- **Challenge**: Tell how many lines contain the word "image". Reply with the number only.

===== Material shown =====

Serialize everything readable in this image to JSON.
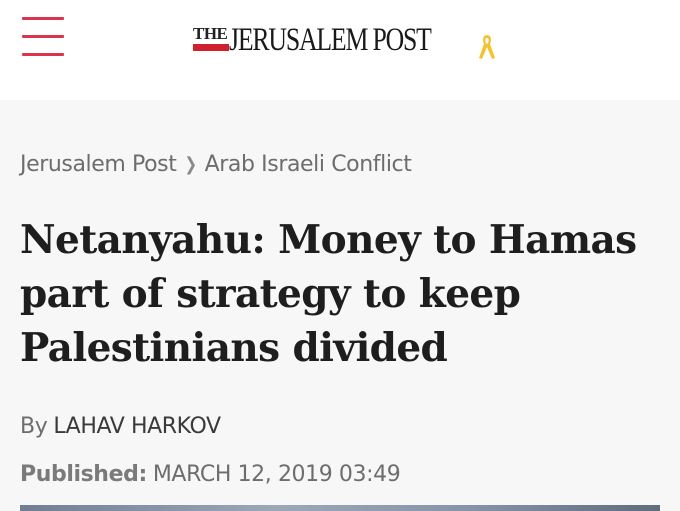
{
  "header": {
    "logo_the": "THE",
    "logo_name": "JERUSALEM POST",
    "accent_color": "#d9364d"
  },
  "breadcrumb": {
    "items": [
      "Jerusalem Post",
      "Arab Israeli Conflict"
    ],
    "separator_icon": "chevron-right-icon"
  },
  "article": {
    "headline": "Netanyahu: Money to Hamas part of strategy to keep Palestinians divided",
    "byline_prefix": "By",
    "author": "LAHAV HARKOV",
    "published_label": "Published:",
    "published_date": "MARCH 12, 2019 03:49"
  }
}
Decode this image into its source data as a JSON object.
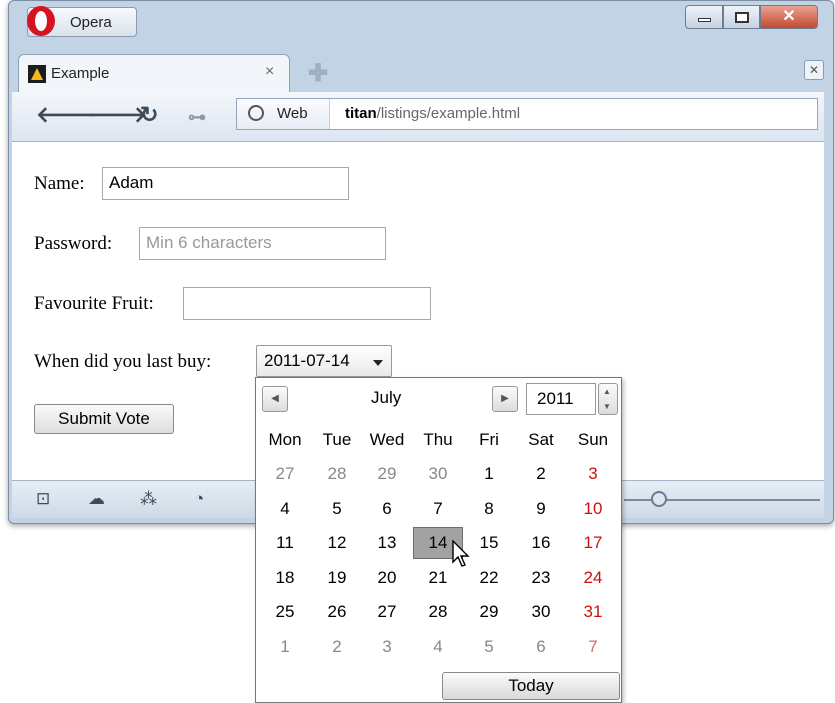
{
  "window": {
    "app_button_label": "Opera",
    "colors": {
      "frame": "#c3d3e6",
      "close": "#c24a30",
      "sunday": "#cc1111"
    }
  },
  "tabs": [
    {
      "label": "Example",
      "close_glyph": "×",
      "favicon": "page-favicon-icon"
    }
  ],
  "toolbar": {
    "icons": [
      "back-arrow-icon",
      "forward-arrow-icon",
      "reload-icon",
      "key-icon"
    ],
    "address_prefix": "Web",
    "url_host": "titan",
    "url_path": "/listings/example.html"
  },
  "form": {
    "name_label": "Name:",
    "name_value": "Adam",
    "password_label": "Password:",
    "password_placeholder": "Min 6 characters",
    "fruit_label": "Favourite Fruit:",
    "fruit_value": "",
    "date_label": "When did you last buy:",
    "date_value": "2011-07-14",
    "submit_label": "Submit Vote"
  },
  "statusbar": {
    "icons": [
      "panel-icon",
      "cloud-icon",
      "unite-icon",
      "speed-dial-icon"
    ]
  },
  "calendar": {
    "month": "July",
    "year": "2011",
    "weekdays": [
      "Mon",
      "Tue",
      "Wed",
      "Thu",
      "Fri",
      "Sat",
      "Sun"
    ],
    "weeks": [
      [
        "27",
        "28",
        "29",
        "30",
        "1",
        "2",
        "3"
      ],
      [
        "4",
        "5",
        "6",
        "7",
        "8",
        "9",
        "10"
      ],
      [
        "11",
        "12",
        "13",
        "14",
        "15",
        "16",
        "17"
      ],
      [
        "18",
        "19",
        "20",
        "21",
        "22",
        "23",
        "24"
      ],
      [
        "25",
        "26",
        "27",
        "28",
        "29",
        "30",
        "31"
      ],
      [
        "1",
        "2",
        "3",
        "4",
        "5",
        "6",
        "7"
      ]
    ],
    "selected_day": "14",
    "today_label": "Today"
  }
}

=====

- **Response to the task**: 2